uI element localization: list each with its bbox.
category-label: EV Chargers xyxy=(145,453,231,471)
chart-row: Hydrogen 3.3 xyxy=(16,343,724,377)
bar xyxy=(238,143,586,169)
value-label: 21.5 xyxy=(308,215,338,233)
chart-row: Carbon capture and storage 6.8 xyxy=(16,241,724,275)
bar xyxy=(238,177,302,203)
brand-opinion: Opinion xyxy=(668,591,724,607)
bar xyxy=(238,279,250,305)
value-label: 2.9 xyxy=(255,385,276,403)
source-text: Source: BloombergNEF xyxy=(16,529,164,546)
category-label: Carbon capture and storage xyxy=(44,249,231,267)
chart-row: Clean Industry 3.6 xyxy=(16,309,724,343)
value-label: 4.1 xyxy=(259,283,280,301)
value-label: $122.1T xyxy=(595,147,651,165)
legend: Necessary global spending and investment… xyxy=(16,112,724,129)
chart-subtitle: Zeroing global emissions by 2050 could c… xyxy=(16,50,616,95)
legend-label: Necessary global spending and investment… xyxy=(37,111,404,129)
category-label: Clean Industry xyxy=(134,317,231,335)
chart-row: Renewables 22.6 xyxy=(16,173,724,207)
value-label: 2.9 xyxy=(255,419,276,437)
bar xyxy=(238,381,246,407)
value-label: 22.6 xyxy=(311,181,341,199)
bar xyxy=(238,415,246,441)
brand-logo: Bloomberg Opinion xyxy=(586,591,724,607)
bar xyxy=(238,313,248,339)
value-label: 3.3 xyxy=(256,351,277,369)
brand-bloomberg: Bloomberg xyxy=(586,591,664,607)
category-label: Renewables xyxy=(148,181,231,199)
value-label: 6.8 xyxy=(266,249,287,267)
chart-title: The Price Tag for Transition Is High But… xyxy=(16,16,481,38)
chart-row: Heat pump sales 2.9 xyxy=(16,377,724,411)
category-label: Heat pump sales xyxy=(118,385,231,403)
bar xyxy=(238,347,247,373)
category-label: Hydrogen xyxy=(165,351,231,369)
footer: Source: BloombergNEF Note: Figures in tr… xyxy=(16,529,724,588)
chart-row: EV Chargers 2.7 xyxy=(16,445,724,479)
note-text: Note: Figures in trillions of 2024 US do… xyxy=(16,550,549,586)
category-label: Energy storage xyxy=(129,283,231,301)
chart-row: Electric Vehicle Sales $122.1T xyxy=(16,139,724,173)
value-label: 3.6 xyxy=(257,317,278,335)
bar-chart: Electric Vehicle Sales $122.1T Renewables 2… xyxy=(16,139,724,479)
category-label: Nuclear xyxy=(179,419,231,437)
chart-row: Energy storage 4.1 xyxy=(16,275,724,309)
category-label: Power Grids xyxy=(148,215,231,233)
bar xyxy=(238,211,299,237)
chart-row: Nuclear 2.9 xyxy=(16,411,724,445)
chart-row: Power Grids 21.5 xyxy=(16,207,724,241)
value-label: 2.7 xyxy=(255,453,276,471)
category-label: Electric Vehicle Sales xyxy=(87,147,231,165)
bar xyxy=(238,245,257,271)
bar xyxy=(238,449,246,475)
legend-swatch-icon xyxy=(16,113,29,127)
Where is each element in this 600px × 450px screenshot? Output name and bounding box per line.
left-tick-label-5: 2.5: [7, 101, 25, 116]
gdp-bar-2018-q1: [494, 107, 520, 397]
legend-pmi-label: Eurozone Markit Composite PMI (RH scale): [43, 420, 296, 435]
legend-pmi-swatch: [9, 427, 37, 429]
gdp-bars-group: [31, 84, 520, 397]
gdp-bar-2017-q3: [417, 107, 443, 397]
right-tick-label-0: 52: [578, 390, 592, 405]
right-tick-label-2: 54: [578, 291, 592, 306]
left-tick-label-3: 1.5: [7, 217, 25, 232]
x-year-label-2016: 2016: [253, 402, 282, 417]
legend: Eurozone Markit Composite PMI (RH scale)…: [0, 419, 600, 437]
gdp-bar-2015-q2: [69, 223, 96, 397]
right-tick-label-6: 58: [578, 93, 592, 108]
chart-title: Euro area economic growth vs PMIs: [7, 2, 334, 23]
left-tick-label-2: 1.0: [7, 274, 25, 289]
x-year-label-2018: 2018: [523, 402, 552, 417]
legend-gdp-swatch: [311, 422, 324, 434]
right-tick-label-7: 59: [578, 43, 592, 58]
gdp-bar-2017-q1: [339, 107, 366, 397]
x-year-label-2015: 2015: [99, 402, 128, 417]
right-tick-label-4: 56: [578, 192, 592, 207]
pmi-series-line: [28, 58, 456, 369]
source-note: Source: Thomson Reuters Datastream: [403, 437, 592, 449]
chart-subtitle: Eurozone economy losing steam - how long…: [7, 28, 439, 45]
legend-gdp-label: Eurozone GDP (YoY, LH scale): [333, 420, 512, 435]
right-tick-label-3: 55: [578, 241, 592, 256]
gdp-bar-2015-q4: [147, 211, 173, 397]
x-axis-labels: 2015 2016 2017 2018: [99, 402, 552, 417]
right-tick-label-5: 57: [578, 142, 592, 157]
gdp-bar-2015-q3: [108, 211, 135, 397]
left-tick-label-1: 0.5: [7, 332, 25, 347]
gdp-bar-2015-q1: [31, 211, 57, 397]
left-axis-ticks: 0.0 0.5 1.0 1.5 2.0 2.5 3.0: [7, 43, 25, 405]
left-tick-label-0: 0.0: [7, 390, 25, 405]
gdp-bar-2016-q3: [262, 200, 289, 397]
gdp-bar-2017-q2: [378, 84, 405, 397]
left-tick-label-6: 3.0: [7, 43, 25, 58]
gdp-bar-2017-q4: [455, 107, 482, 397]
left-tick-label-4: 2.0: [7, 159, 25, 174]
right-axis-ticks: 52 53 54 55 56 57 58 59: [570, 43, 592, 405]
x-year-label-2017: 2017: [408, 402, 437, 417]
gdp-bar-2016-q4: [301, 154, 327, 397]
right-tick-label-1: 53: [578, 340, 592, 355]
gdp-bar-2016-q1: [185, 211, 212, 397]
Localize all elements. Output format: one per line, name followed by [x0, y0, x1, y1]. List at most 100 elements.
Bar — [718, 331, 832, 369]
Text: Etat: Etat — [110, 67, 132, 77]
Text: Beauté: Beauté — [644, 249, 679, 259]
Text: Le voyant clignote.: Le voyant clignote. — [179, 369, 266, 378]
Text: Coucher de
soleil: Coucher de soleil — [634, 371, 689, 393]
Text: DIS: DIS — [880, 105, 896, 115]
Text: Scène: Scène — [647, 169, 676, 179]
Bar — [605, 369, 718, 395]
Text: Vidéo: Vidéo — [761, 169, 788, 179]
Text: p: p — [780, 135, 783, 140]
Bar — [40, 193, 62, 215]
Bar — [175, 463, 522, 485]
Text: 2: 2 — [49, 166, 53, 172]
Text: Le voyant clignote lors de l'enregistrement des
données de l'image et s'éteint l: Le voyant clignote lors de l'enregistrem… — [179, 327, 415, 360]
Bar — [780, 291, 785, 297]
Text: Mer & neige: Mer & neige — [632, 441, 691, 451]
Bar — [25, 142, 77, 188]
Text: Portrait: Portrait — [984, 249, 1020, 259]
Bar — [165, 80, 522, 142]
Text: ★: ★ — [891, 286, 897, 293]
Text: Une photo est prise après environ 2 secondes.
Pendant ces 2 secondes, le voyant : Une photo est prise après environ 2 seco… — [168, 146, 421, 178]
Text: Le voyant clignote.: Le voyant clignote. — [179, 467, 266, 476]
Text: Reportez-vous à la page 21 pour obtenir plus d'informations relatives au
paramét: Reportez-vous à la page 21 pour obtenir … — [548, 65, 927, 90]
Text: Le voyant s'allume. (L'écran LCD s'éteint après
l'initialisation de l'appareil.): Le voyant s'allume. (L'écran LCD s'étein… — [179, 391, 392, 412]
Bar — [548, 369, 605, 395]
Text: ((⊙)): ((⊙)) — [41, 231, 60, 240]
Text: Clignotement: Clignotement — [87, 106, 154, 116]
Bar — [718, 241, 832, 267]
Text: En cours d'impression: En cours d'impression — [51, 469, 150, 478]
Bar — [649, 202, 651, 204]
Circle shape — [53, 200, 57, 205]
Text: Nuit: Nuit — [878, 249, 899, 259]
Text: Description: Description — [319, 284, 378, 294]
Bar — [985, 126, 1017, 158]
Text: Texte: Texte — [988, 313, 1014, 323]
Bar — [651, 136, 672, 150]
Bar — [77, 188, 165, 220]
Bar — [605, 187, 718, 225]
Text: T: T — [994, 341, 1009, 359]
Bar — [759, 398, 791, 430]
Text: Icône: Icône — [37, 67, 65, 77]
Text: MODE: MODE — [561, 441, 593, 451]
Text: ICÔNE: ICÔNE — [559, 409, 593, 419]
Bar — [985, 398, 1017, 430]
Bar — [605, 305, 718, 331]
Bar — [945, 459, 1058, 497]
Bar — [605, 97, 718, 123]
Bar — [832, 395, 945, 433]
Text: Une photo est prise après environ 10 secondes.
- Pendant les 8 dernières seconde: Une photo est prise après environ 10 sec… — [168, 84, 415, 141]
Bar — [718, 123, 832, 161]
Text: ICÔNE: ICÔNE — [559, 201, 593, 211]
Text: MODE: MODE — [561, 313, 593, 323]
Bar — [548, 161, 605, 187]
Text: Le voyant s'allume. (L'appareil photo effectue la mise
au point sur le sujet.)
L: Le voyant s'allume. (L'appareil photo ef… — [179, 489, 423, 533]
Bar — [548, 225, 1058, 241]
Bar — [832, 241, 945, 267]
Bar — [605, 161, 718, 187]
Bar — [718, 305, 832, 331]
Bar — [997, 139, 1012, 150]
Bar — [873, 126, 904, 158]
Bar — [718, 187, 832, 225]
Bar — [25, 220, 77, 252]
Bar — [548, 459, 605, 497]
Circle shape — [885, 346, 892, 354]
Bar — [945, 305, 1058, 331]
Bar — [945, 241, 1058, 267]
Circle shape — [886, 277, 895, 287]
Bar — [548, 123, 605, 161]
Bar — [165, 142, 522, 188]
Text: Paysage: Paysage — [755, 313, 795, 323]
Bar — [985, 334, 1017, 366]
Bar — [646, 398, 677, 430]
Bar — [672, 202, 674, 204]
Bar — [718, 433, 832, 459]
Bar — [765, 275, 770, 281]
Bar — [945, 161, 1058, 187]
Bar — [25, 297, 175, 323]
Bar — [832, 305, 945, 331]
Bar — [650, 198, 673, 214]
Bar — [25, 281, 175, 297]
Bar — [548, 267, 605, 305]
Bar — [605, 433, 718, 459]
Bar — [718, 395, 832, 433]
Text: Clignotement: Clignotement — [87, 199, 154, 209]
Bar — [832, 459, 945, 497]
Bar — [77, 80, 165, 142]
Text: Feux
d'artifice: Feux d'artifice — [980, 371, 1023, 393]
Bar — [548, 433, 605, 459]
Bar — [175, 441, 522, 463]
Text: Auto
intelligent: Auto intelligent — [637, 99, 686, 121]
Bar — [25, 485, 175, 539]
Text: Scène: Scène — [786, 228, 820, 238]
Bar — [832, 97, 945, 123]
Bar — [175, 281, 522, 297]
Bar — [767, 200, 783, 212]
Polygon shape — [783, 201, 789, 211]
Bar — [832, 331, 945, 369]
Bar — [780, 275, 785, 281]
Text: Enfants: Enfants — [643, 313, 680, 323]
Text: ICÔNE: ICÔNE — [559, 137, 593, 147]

⁂

* _Required work_:
Please recast the lines above as a numbered list, from the first line through the line containing "bar xyxy=(238,177,302,203)", both included. Leave out any blank lines.

* _Solution to this task_:
1. uI element localization: list each with its bbox.
2. category-label: EV Chargers xyxy=(145,453,231,471)
3. chart-row: Hydrogen 3.3 xyxy=(16,343,724,377)
4. bar xyxy=(238,143,586,169)
5. value-label: 21.5 xyxy=(308,215,338,233)
6. chart-row: Carbon capture and storage 6.8 xyxy=(16,241,724,275)
7. bar xyxy=(238,177,302,203)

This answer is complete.